WORK INSTRUCTIONS:
From the rows below, extract every row from the one containing "top-y-tick: 10⁻⁹ [57, 618, 104, 643]" down to the one containing "bar-available [626, 946, 647, 1030]", both included, and reproduce each line unchanged.

Source data:
----------------
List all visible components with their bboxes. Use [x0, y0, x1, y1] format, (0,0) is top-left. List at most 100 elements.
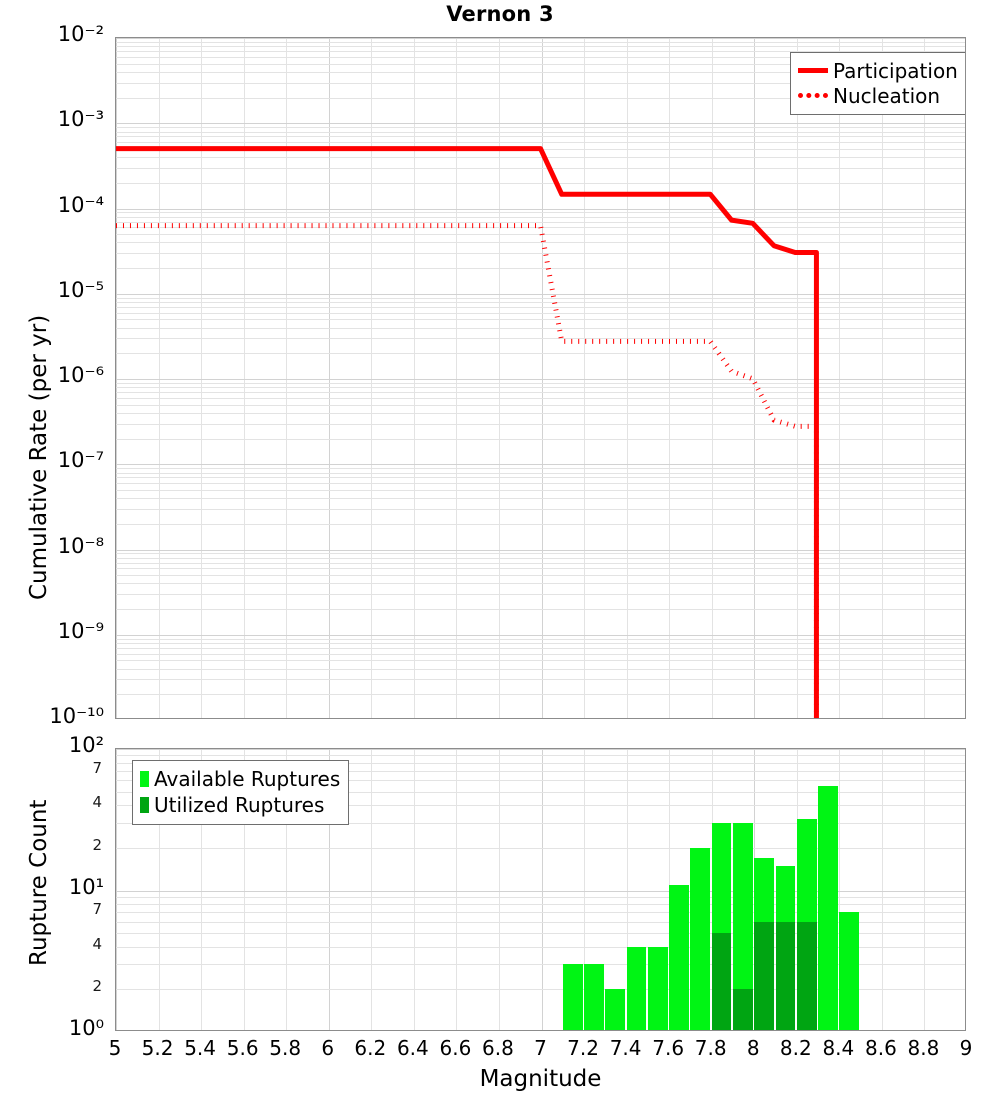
top-y-tick: 10⁻⁹ [57, 618, 104, 643]
x-tick: 8.6 [864, 1036, 897, 1060]
gridline-horizontal [116, 83, 965, 84]
gridline-horizontal [116, 635, 965, 636]
gridline-vertical [669, 38, 670, 718]
gridline-horizontal [116, 294, 965, 295]
x-axis-label: Magnitude [479, 1066, 602, 1092]
bar-available [626, 946, 647, 1030]
gridline-vertical [456, 38, 457, 718]
solid-line-icon [798, 68, 828, 73]
gridline-horizontal [116, 313, 965, 314]
top-y-tick-labels: 10⁻² 10⁻³ 10⁻⁴ 10⁻⁵ 10⁻⁶ 10⁻⁷ 10⁻⁸ 10⁻⁹ 10⁻¹⁰ [0, 0, 112, 1100]
gridline-vertical [201, 749, 202, 1030]
gridline-vertical [244, 749, 245, 1030]
gridline-vertical [116, 749, 117, 1030]
gridline-horizontal [116, 792, 965, 793]
gridline-horizontal [116, 848, 965, 849]
cumulative-rate-plot: Participation Nucleation [115, 37, 966, 719]
gridline-vertical [754, 38, 755, 718]
legend-item-nucleation[interactable]: Nucleation [798, 83, 958, 108]
gridline-vertical [286, 749, 287, 1030]
gridline-horizontal [116, 575, 965, 576]
gridline-horizontal [116, 490, 965, 491]
gridline-horizontal [116, 660, 965, 661]
gridline-horizontal [116, 912, 965, 913]
gridline-horizontal [116, 383, 965, 384]
gridline-vertical [924, 749, 925, 1030]
gridline-horizontal [116, 904, 965, 905]
gridline-vertical [201, 38, 202, 718]
gridline-vertical [924, 38, 925, 718]
bottom-y-minor-tick: 4 [92, 934, 102, 953]
gridline-vertical [839, 749, 840, 1030]
gridline-horizontal [116, 749, 965, 750]
bar-utilized [754, 921, 775, 1030]
gridline-horizontal [116, 157, 965, 158]
gridline-horizontal [116, 253, 965, 254]
gridline-vertical [797, 38, 798, 718]
gridline-horizontal [116, 209, 965, 210]
curve-participation [116, 146, 819, 718]
bottom-y-axis-label: Rupture Count [26, 799, 52, 966]
x-tick: 6.8 [482, 1036, 514, 1060]
gridline-horizontal [116, 46, 965, 47]
bottom-y-tick-labels: 10² 10¹ 10⁰ 7 4 2 7 4 2 [0, 0, 112, 1100]
gridline-vertical [627, 38, 628, 718]
gridline-horizontal [116, 891, 965, 892]
bar-utilized [732, 989, 753, 1030]
x-tick: 7.6 [652, 1036, 685, 1060]
gridline-horizontal [116, 563, 965, 564]
legend-label-utilized-ruptures: Utilized Ruptures [154, 793, 325, 817]
legend-item-participation[interactable]: Participation [798, 58, 958, 83]
gridline-horizontal [116, 413, 965, 414]
gridline-horizontal [116, 648, 965, 649]
gridline-horizontal [116, 392, 965, 393]
bottom-y-minor-tick: 7 [92, 758, 102, 777]
gridline-horizontal [116, 568, 965, 569]
gridline-horizontal [116, 136, 965, 137]
gridline-horizontal [116, 132, 965, 133]
gridline-horizontal [116, 468, 965, 469]
gridline-horizontal [116, 212, 965, 213]
gridline-horizontal [116, 168, 965, 169]
gridline-horizontal [116, 922, 965, 923]
x-tick: 6.4 [396, 1036, 429, 1060]
gridline-horizontal [116, 142, 965, 143]
gridline-horizontal [116, 654, 965, 655]
bottom-y-tick: 10¹ [68, 874, 104, 899]
gridline-vertical [882, 38, 883, 718]
available-swatch-icon [140, 771, 149, 787]
gridline-vertical [371, 749, 372, 1030]
gridline-horizontal [116, 424, 965, 425]
bar-utilized [796, 921, 817, 1030]
gridline-vertical [584, 38, 585, 718]
gridline-horizontal [116, 464, 965, 465]
gridline-vertical [244, 38, 245, 718]
gridline-horizontal [116, 353, 965, 354]
gridline-horizontal [116, 609, 965, 610]
gridline-horizontal [116, 405, 965, 406]
legend-item-available-ruptures[interactable]: Available Ruptures [140, 766, 340, 792]
gridline-horizontal [116, 42, 965, 43]
gridline-horizontal [116, 643, 965, 644]
gridline-vertical [329, 38, 330, 718]
gridline-horizontal [116, 38, 965, 39]
bar-utilized [711, 933, 732, 1030]
gridline-vertical [627, 749, 628, 1030]
legend-item-utilized-ruptures[interactable]: Utilized Ruptures [140, 792, 340, 818]
x-tick: 5.2 [141, 1036, 174, 1060]
gridline-vertical [499, 749, 500, 1030]
x-tick: 7.4 [609, 1036, 642, 1060]
gridline-horizontal [116, 763, 965, 764]
bottom-y-minor-tick: 2 [92, 835, 102, 854]
x-tick: 5.8 [269, 1036, 302, 1060]
bottom-y-tick: 10² [68, 733, 104, 757]
gridline-vertical [542, 38, 543, 718]
x-tick: 7.8 [694, 1036, 727, 1060]
gridline-horizontal [116, 989, 965, 990]
top-y-tick: 10⁻⁸ [57, 533, 104, 558]
gridline-horizontal [116, 64, 965, 65]
gridline-vertical [159, 38, 160, 718]
gridline-vertical [414, 38, 415, 718]
gridline-horizontal [116, 755, 965, 756]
----------------
WRITTEN SOLUTION:
top-y-tick: 10⁻⁹ [57, 618, 104, 643]
x-tick: 8.6 [864, 1036, 897, 1060]
gridline-horizontal [116, 83, 965, 84]
gridline-horizontal [116, 635, 965, 636]
gridline-vertical [669, 38, 670, 718]
gridline-horizontal [116, 294, 965, 295]
x-axis-label: Magnitude [479, 1066, 602, 1092]
bar-available [626, 946, 647, 1030]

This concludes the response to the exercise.